* Begin DATASET ENTRIES *
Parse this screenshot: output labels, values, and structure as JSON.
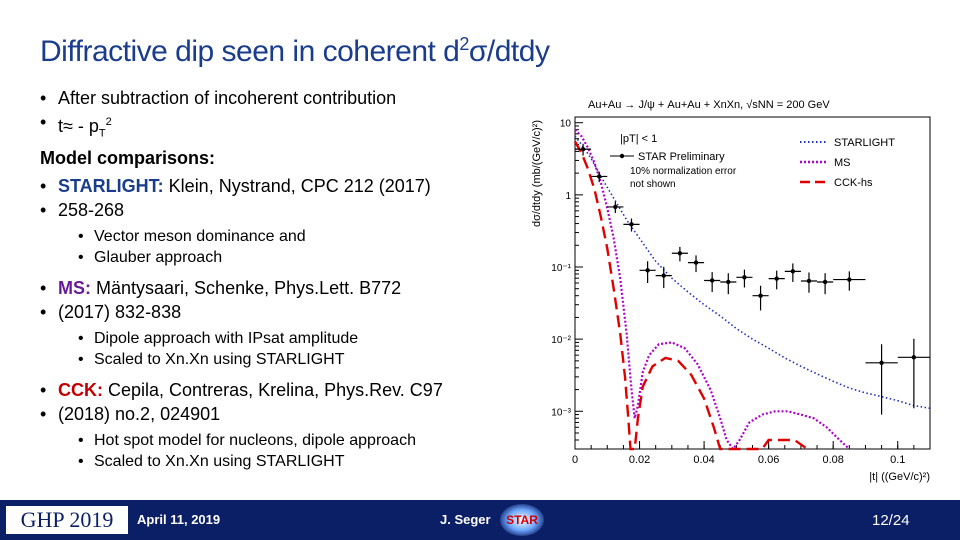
{
  "title_prefix": "Diffractive dip seen in coherent d",
  "title_sup": "2",
  "title_suffix": "σ/dtdy",
  "bullets": {
    "b1": "After subtraction of incoherent contribution",
    "b2_pre": "t≈ - p",
    "b2_sub": "T",
    "b2_sup": "2",
    "model_header": "Model comparisons:",
    "starlight_label": "STARLIGHT:",
    "starlight_ref": "Klein, Nystrand, CPC 212 (2017)",
    "starlight_ref2": "258-268",
    "starlight_sub1": "Vector meson dominance and",
    "starlight_sub2": "Glauber approach",
    "ms_label": "MS:",
    "ms_ref": "Mäntysaari, Schenke, Phys.Lett. B772",
    "ms_ref2": "(2017) 832-838",
    "ms_sub1": "Dipole approach with IPsat amplitude",
    "ms_sub2": "Scaled to Xn.Xn using STARLIGHT",
    "cck_label": "CCK:",
    "cck_ref": "Cepila, Contreras, Krelina, Phys.Rev. C97",
    "cck_ref2": "(2018) no.2, 024901",
    "cck_sub1": "Hot spot model for nucleons, dipole approach",
    "cck_sub2": "Scaled to Xn.Xn using STARLIGHT"
  },
  "footer": {
    "logo": "GHP 2019",
    "date": "April 11, 2019",
    "author": "J. Seger",
    "experiment": "STAR",
    "page": "12/24"
  },
  "chart_data": {
    "type": "line",
    "title": "Au+Au → J/ψ + Au+Au + XnXn, √sNN = 200 GeV",
    "xlabel": "|t| ((GeV/c)²)",
    "ylabel": "dσ/dtdy (mb/(GeV/c)²)",
    "xlim": [
      0,
      0.11
    ],
    "ylim": [
      0.0003,
      12
    ],
    "yscale": "log",
    "x_ticks": [
      "0",
      "0.02",
      "0.04",
      "0.06",
      "0.08",
      "0.1"
    ],
    "y_ticks": [
      {
        "v": 10,
        "label": "10"
      },
      {
        "v": 1,
        "label": "1"
      },
      {
        "v": 0.1,
        "label": "10⁻¹"
      },
      {
        "v": 0.01,
        "label": "10⁻²"
      },
      {
        "v": 0.001,
        "label": "10⁻³"
      }
    ],
    "cut_label": "|pT| < 1",
    "norm_note_1": "10% normalization error",
    "norm_note_2": "not shown",
    "legend_placement": "top-right",
    "colors": {
      "data": "#000000",
      "starlight": "#1f2fbf",
      "ms": "#b000d0",
      "cck": "#e00000"
    },
    "series": [
      {
        "name": "STAR Preliminary",
        "kind": "data",
        "points": [
          {
            "x": 0.0025,
            "y": 4.3,
            "xe": 0.0025,
            "ye": 0.8
          },
          {
            "x": 0.0075,
            "y": 1.8,
            "xe": 0.0025,
            "ye": 0.3
          },
          {
            "x": 0.0125,
            "y": 0.68,
            "xe": 0.0025,
            "ye": 0.12
          },
          {
            "x": 0.0175,
            "y": 0.39,
            "xe": 0.0025,
            "ye": 0.08
          },
          {
            "x": 0.0225,
            "y": 0.09,
            "xe": 0.0025,
            "ye": 0.03
          },
          {
            "x": 0.0275,
            "y": 0.076,
            "xe": 0.0025,
            "ye": 0.025
          },
          {
            "x": 0.0325,
            "y": 0.155,
            "xe": 0.0025,
            "ye": 0.035
          },
          {
            "x": 0.0375,
            "y": 0.115,
            "xe": 0.0025,
            "ye": 0.03
          },
          {
            "x": 0.0425,
            "y": 0.065,
            "xe": 0.0025,
            "ye": 0.02
          },
          {
            "x": 0.0475,
            "y": 0.062,
            "xe": 0.0025,
            "ye": 0.02
          },
          {
            "x": 0.0525,
            "y": 0.072,
            "xe": 0.0025,
            "ye": 0.02
          },
          {
            "x": 0.0575,
            "y": 0.04,
            "xe": 0.0025,
            "ye": 0.015
          },
          {
            "x": 0.0625,
            "y": 0.069,
            "xe": 0.0025,
            "ye": 0.02
          },
          {
            "x": 0.0675,
            "y": 0.087,
            "xe": 0.0025,
            "ye": 0.025
          },
          {
            "x": 0.0725,
            "y": 0.064,
            "xe": 0.0025,
            "ye": 0.02
          },
          {
            "x": 0.0775,
            "y": 0.062,
            "xe": 0.0025,
            "ye": 0.02
          },
          {
            "x": 0.085,
            "y": 0.067,
            "xe": 0.005,
            "ye": 0.02
          },
          {
            "x": 0.095,
            "y": 0.0047,
            "xe": 0.005,
            "ye": 0.0038
          },
          {
            "x": 0.105,
            "y": 0.0056,
            "xe": 0.005,
            "ye": 0.0045
          }
        ]
      },
      {
        "name": "STARLIGHT",
        "kind": "dotted",
        "points": [
          [
            0.0,
            6.5
          ],
          [
            0.002,
            5.0
          ],
          [
            0.005,
            3.2
          ],
          [
            0.008,
            1.8
          ],
          [
            0.012,
            0.9
          ],
          [
            0.016,
            0.45
          ],
          [
            0.02,
            0.25
          ],
          [
            0.025,
            0.12
          ],
          [
            0.03,
            0.07
          ],
          [
            0.035,
            0.045
          ],
          [
            0.04,
            0.03
          ],
          [
            0.045,
            0.021
          ],
          [
            0.05,
            0.014
          ],
          [
            0.055,
            0.01
          ],
          [
            0.06,
            0.0075
          ],
          [
            0.065,
            0.0055
          ],
          [
            0.07,
            0.0042
          ],
          [
            0.075,
            0.0033
          ],
          [
            0.08,
            0.0026
          ],
          [
            0.085,
            0.0021
          ],
          [
            0.09,
            0.0018
          ],
          [
            0.095,
            0.0016
          ],
          [
            0.1,
            0.0014
          ],
          [
            0.105,
            0.0012
          ],
          [
            0.11,
            0.0011
          ]
        ]
      },
      {
        "name": "MS",
        "kind": "dotted",
        "points": [
          [
            0.0,
            8.0
          ],
          [
            0.002,
            6.5
          ],
          [
            0.004,
            4.5
          ],
          [
            0.006,
            2.8
          ],
          [
            0.008,
            1.5
          ],
          [
            0.01,
            0.65
          ],
          [
            0.012,
            0.25
          ],
          [
            0.014,
            0.07
          ],
          [
            0.016,
            0.012
          ],
          [
            0.0175,
            0.002
          ],
          [
            0.0185,
            0.0008
          ],
          [
            0.0195,
            0.0012
          ],
          [
            0.021,
            0.0035
          ],
          [
            0.023,
            0.006
          ],
          [
            0.026,
            0.0085
          ],
          [
            0.03,
            0.009
          ],
          [
            0.034,
            0.0075
          ],
          [
            0.038,
            0.0045
          ],
          [
            0.042,
            0.002
          ],
          [
            0.045,
            0.0008
          ],
          [
            0.047,
            0.0004
          ],
          [
            0.049,
            0.0003
          ],
          [
            0.051,
            0.0004
          ],
          [
            0.054,
            0.0007
          ],
          [
            0.058,
            0.0009
          ],
          [
            0.062,
            0.001
          ],
          [
            0.066,
            0.001
          ],
          [
            0.07,
            0.0009
          ],
          [
            0.074,
            0.0008
          ],
          [
            0.078,
            0.0006
          ],
          [
            0.082,
            0.0004
          ],
          [
            0.085,
            0.0003
          ]
        ]
      },
      {
        "name": "CCK-hs",
        "kind": "dashed",
        "points": [
          [
            0.0,
            5.5
          ],
          [
            0.002,
            3.8
          ],
          [
            0.004,
            2.3
          ],
          [
            0.006,
            1.2
          ],
          [
            0.008,
            0.5
          ],
          [
            0.01,
            0.18
          ],
          [
            0.012,
            0.05
          ],
          [
            0.014,
            0.012
          ],
          [
            0.0155,
            0.003
          ],
          [
            0.0165,
            0.0008
          ],
          [
            0.0172,
            0.0003
          ],
          [
            0.0185,
            0.0003
          ],
          [
            0.0195,
            0.0008
          ],
          [
            0.021,
            0.0022
          ],
          [
            0.024,
            0.0042
          ],
          [
            0.028,
            0.0055
          ],
          [
            0.032,
            0.005
          ],
          [
            0.036,
            0.0032
          ],
          [
            0.04,
            0.0015
          ],
          [
            0.043,
            0.0006
          ],
          [
            0.045,
            0.0003
          ],
          [
            0.058,
            0.0003
          ],
          [
            0.06,
            0.0004
          ],
          [
            0.064,
            0.0004
          ],
          [
            0.068,
            0.0004
          ],
          [
            0.072,
            0.0003
          ]
        ]
      }
    ]
  }
}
* End DATASET ENTRIES *
EXERCISE:
Count every line in the listing above that holds "Scaled", then report only the count.

RESPONSE BELOW:
2